**DATA IN THIS EXERCISE:**
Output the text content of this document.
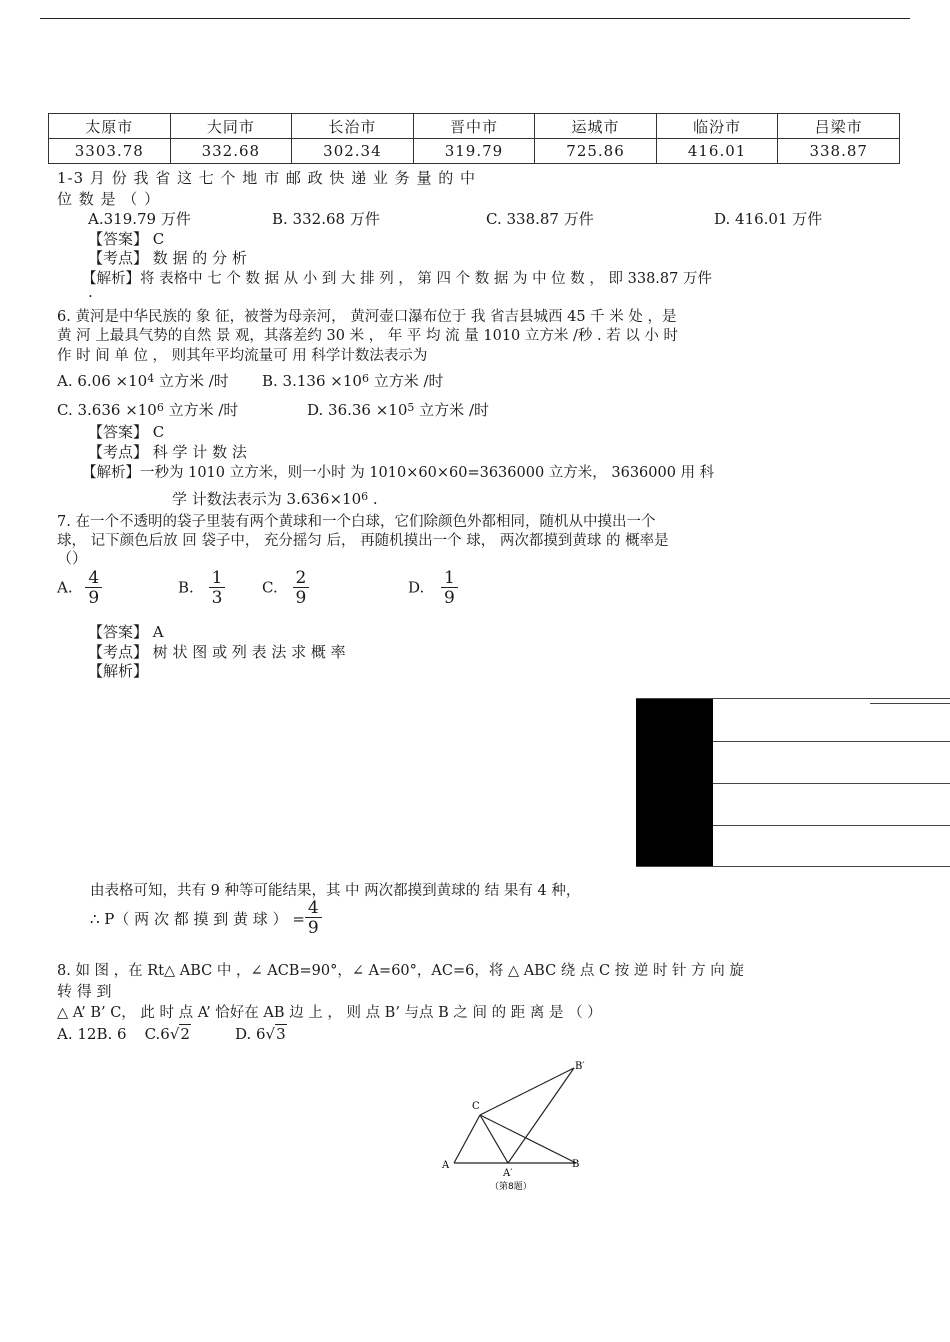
太原市	大同市	长治市	晋中市	运城市	临汾市	吕梁市
3303.78	332.68	302.34	319.79	725.86	416.01	338.87
1-3 月 份 我 省 这 七 个 地 市 邮 政 快 递 业 务 量 的 中
位 数 是 （ ）
A.319.79 万件	B. 332.68 万件	C. 338.87 万件	D. 416.01 万件
【答案】 C
【考点】 数 据 的 分 析
【解析】将 表格中 七 个 数 据 从 小 到 大 排 列 ， 第 四 个 数 据 为 中 位 数 ， 即 338.87 万件
.
6. 黄河是中华民族的 象 征，被誉为母亲河， 黄河壶口瀑布位于 我 省吉县城西 45 千 米 处 ，是
黄 河 上最具气势的自然 景 观，其落差约 30 米 ， 年 平 均 流 量 1010 立方米 /秒 . 若 以 小 时
作 时 间 单 位 ， 则其年平均流量可 用 科学计数法表示为
A. $6.06 \times 10^4$ 立方米 /时 B. $3.136 \times 10^6$ 立方米 /时
C. $3.636 \times 10^6$ 立方米 /时	D. $36.36 \times 10^5$ 立方米 /时
【答案】 C
【考点】 科 学 计 数 法
【解析】一秒为 1010 立方米，则一小时 为 1010×60×60=3636000 立方米， 3636000 用 科
学 计数法表示为 $3.636\times 10^6$ .
7. 在一个不透明的袋子里装有两个黄球和一个白球，它们除颜色外都相同，随机从中摸出一个
球， 记下颜色后放 回 袋子中， 充分摇匀 后， 再随机摸出一个 球， 两次都摸到黄球 的 概率是
（）
A. $\frac{4}{9}$	B. $\frac{1}{3} C$. $\frac{2}{9}$	D. $\frac{1}{9}$
【答案】 A
【考点】 树 状 图 或 列 表 法 求 概 率
【解析】
由表格可知，共有 9 种等可能结果，其 中 两次都摸到黄球的 结 果有 4 种，
∴ P（ 两 次 都 摸 到 黄 球 ） = $\frac{4}{9}$
8. 如 图 ，在 Rt△ ABC 中 ，∠ ACB=90°，∠ A=60°，AC=6，将 △ ABC 绕 点 C 按 逆 时 针 方 向 旋
转 得 到
△ A’ B’ C， 此 时 点 A’ 恰好在 AB 边 上 ， 则 点 B’ 与点 B 之 间 的 距 离 是 （ ）
A. 12B. 6 C.6√2	D. 6√3
A	B
C
A′
B′
（第8题）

**WHAT YOU SHOULD DO:**
Repeat the material above word for word, please, apart from its images.

**ANSWER TO THE TASK:**
Output the text content of this document.
太原市	大同市	长治市	晋中市	运城市	临汾市	吕梁市
3303.78	332.68	302.34	319.79	725.86	416.01	338.87
1-3 月 份 我 省 这 七 个 地 市 邮 政 快 递 业 务 量 的 中
位 数 是 （ ）
A.319.79 万件	B. 332.68 万件	C. 338.87 万件	D. 416.01 万件
【答案】 C
【考点】 数 据 的 分 析
【解析】将 表格中 七 个 数 据 从 小 到 大 排 列 ， 第 四 个 数 据 为 中 位 数 ， 即 338.87 万件
.
6. 黄河是中华民族的 象 征，被誉为母亲河， 黄河壶口瀑布位于 我 省吉县城西 45 千 米 处 ，是
黄 河 上最具气势的自然 景 观，其落差约 30 米 ， 年 平 均 流 量 1010 立方米 /秒 . 若 以 小 时
作 时 间 单 位 ， 则其年平均流量可 用 科学计数法表示为
A. $6.06 \times 10^4$ 立方米 /时 B. $3.136 \times 10^6$ 立方米 /时
C. $3.636 \times 10^6$ 立方米 /时	D. $36.36 \times 10^5$ 立方米 /时
【答案】 C
【考点】 科 学 计 数 法
【解析】一秒为 1010 立方米，则一小时 为 1010×60×60=3636000 立方米， 3636000 用 科
学 计数法表示为 $3.636\times 10^6$ .
7. 在一个不透明的袋子里装有两个黄球和一个白球，它们除颜色外都相同，随机从中摸出一个
球， 记下颜色后放 回 袋子中， 充分摇匀 后， 再随机摸出一个 球， 两次都摸到黄球 的 概率是
（）
A. $\frac{4}{9}$	B. $\frac{1}{3} C$. $\frac{2}{9}$	D. $\frac{1}{9}$
【答案】 A
【考点】 树 状 图 或 列 表 法 求 概 率
【解析】
由表格可知，共有 9 种等可能结果，其 中 两次都摸到黄球的 结 果有 4 种，
∴ P（ 两 次 都 摸 到 黄 球 ） = $\frac{4}{9}$
8. 如 图 ，在 Rt△ ABC 中 ，∠ ACB=90°，∠ A=60°，AC=6，将 △ ABC 绕 点 C 按 逆 时 针 方 向 旋
转 得 到
△ A’ B’ C， 此 时 点 A’ 恰好在 AB 边 上 ， 则 点 B’ 与点 B 之 间 的 距 离 是 （ ）
A. 12B. 6 C.6√2	D. 6√3
A	B
C
A′
B′
（第8题）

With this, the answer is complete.